Set task a
Copy the rows verbatim, the stretch from the first row through the line containing "x-tick-label: 0 — [733, 439, 738, 450]".

Tun Abdul Razak Hussein, Second Prime Minister of Malaysia.[3] 

A democracy’s electoral system is fundamental to its legitimacy, as from the electoral system, the form and style of representation flow, the relative strength of political parties, the formation of government and the development of policy positions. In a representative democracy, the structure of the state’s electoral system plays a critical role in determining the nature and form of political discourse and parliamentary representations. The electoral system establishes who may vote, how many representatives are to be chosen from which areas, who oversees the conduct of elections, and how votes are counted. Adjustments and manipulations of these elements can have severe positive or negative consequences on the stakeholders. Electoral system changes also strongly impact the ability of citizens to participate in the state’s general political discourse and democratic processes⎯as voters, candidates, members of political parties, etc. Beyond any formal barriers, the perceived fairness or otherwise of the electoral process can affect citizens’ willingness to engage in the democratic process.[4]

Malaysia considers itself a democracy—a federation of 13 states and three federal territories[5], with a form of government that is constitutional, monarchical, and parliamentary at both the state and federal levels, with every state having its constitution. Common to every state is the Federal Constitution (FC). Since 1954, Malaysia has adopted election laws generally practised (at that time) in the United Kingdom. The primary election laws are found in the Elections Act 1958, Elections Offences Act 1954, Election Commission Act 1957, Elections (Registration of Electors) Regulation 2002, and Elections (Conduct of Elections) Regulations 1981. The electoral system subscribes to the first-past-the-post (FPTP) or plurality method.[6], [7]

As Malaysia is a federation, it has two levels of elections⎯the federal level, which elects the members of Parliament (MPs) for the Dewan Rakyat (DR), and the state level, which elects members for the Dewan Undangan Negeri (state legislative assemblies/DUN). There are 222 seats representing the 222 constituencies. The Dewan Rakyat (House of Representatives) is part of the bicameral Parliament, with the Dewan Negara (DN) being the Upper House. There is no election for members (Senators) of the Dewan Negara as they are nominated by their DUN—two for each state. The Yang diPertuan Agong appoints the remaining 44 members from names proposed by the government, including four appointed to represent the federal territories.[8]

However, Malaysia’s ‘democratic’ status is plagued by two issues: (a) that elections are neither free nor fair; and (b) it has never experienced party alternation since the first elections in 1955, under British home rule, and the first GE after independence in 1959 until GE14 in 2018 (63 years of single party/coalition rule).[9]

There have been 14 general elections (GE) since Malaysia gained independence in 1957.[10] The Barisan Nasional (BN) and its predecessor, the Alliance (Perikatan), had won all (except the historic GE14 in 2018). An important reason for BN’s success is the electoral system.[11]

Issues with Malaysia’s Electoral System

Characterised by excessive malapportionment and gerrymandering[12], enabled by 63 years of single-party/coalition rule, Malaysia’s FPTP electoral system has been central to Malaysia’s democratic deficit, yet constituency malapportionment and gerrymandering only began with zest at the 1974 delimitation review.[13]

After Merdeka, following the Reid Constitutional Commission (1956-1957), a constitutional monarchy, a federal form of government and elections based on Westminster-styled institutions was implemented. The electoral system was broadly anchored to elements of procedural democracy such as transparent and autonomous electoral institutions and procedures, freedom of political association, and campaigning, guaranteed by law and constitutional provisions which devolve duties of conducting elections to an independent EC.

Set task b
Rewrite the stretch of the passage on Malaysia's electoral system from "Issues with Malaysia’s" through "an independent EC.", replacing "gerrymandering" with "redistricting".

Supplied material
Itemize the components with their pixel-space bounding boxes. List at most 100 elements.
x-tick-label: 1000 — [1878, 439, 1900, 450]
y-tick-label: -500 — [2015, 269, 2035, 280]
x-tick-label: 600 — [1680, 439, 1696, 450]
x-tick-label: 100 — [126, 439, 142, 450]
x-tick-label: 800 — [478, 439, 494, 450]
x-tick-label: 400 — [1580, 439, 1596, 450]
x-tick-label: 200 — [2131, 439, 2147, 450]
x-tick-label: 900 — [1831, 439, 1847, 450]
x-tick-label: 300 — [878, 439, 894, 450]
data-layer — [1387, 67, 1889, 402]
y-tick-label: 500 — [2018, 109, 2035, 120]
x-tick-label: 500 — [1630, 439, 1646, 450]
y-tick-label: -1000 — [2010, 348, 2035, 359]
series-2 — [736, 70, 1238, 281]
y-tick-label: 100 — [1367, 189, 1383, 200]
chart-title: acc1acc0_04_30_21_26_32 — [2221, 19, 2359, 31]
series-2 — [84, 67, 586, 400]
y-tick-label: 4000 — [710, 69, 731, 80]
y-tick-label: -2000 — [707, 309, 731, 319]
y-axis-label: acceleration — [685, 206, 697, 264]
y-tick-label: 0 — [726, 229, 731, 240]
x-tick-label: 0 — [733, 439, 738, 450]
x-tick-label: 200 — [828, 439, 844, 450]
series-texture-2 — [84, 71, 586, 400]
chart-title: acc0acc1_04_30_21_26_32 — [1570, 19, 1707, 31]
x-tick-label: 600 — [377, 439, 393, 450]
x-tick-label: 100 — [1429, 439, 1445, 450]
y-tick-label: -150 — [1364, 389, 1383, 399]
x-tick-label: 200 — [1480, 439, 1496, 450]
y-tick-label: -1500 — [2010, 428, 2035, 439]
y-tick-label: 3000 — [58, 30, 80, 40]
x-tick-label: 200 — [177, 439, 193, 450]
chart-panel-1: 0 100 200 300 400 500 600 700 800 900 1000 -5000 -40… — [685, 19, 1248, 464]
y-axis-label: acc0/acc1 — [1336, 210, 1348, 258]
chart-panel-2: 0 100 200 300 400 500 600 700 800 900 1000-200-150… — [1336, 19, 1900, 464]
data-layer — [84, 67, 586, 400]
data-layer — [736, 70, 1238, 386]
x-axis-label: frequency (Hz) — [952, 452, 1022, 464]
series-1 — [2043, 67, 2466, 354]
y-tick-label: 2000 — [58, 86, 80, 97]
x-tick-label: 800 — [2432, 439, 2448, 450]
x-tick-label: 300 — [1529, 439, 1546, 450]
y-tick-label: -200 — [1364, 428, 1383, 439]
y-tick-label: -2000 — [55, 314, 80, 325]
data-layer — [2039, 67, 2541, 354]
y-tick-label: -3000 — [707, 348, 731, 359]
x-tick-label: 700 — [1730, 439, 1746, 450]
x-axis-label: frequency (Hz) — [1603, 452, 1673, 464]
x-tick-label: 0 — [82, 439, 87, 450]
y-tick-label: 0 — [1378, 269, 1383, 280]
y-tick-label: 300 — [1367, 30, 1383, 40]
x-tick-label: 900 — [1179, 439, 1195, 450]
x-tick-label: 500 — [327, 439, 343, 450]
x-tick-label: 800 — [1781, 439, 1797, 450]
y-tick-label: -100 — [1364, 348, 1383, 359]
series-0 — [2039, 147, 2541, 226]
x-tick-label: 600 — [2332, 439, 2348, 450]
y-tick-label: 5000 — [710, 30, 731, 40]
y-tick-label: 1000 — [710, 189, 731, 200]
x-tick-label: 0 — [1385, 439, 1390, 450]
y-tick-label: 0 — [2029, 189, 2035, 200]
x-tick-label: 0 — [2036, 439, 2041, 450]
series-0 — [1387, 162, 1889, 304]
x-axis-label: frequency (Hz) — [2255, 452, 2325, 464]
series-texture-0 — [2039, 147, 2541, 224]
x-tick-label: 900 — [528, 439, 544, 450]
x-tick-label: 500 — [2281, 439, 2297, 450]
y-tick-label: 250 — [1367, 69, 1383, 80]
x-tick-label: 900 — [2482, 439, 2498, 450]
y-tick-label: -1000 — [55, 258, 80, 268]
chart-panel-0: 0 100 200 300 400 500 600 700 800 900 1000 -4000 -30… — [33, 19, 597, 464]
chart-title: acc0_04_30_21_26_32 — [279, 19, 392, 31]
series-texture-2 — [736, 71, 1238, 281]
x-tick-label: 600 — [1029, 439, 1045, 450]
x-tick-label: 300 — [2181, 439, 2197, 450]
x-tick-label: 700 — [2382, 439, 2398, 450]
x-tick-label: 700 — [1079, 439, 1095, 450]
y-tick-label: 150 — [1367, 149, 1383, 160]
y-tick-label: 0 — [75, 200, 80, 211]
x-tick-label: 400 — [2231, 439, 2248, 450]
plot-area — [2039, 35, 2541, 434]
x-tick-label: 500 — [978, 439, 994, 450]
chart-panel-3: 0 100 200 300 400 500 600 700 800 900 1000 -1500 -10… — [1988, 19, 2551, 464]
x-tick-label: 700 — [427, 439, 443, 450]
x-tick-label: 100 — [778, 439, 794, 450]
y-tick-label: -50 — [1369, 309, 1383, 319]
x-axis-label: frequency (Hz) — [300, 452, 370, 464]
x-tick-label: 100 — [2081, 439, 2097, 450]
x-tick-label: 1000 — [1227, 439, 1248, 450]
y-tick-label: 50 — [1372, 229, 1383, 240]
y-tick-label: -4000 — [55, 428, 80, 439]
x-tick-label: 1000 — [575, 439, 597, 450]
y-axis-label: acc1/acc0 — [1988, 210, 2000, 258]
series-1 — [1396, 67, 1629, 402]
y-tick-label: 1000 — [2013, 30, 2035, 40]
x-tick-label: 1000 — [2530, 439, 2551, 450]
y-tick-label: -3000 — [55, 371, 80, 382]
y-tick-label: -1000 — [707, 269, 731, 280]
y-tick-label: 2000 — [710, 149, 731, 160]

Full solution a
Itemize the components with their pixel-space bounding boxes. List at most 100 elements.
x-tick-label: 1000 — [1878, 439, 1900, 450]
y-tick-label: -500 — [2015, 269, 2035, 280]
x-tick-label: 600 — [1680, 439, 1696, 450]
x-tick-label: 100 — [126, 439, 142, 450]
x-tick-label: 800 — [478, 439, 494, 450]
x-tick-label: 400 — [1580, 439, 1596, 450]
x-tick-label: 200 — [2131, 439, 2147, 450]
x-tick-label: 900 — [1831, 439, 1847, 450]
x-tick-label: 300 — [878, 439, 894, 450]
data-layer — [1387, 67, 1889, 402]
y-tick-label: 500 — [2018, 109, 2035, 120]
x-tick-label: 500 — [1630, 439, 1646, 450]
y-tick-label: -1000 — [2010, 348, 2035, 359]
series-2 — [736, 70, 1238, 281]
y-tick-label: 100 — [1367, 189, 1383, 200]
chart-title: acc1acc0_04_30_21_26_32 — [2221, 19, 2359, 31]
series-2 — [84, 67, 586, 400]
y-tick-label: 4000 — [710, 69, 731, 80]
y-tick-label: -2000 — [707, 309, 731, 319]
y-axis-label: acceleration — [685, 206, 697, 264]
y-tick-label: 0 — [726, 229, 731, 240]
x-tick-label: 0 — [733, 439, 738, 450]

Full solution b
Issues with Malaysia’s Electoral System

Characterised by excessive malapportionment and redistricting[12], enabled by 63 years of single-party/coalition rule, Malaysia’s FPTP electoral system has been central to Malaysia’s democratic deficit, yet constituency malapportionment and redistricting only began with zest at the 1974 delimitation review.[13]

After Merdeka, following the Reid Constitutional Commission (1956-1957), a constitutional monarchy, a federal form of government and elections based on Westminster-styled institutions was implemented. The electoral system was broadly anchored to elements of procedural democracy such as transparent and autonomous electoral institutions and procedures, freedom of political association, and campaigning, guaranteed by law and constitutional provisions which devolve duties of conducting elections to an independent EC.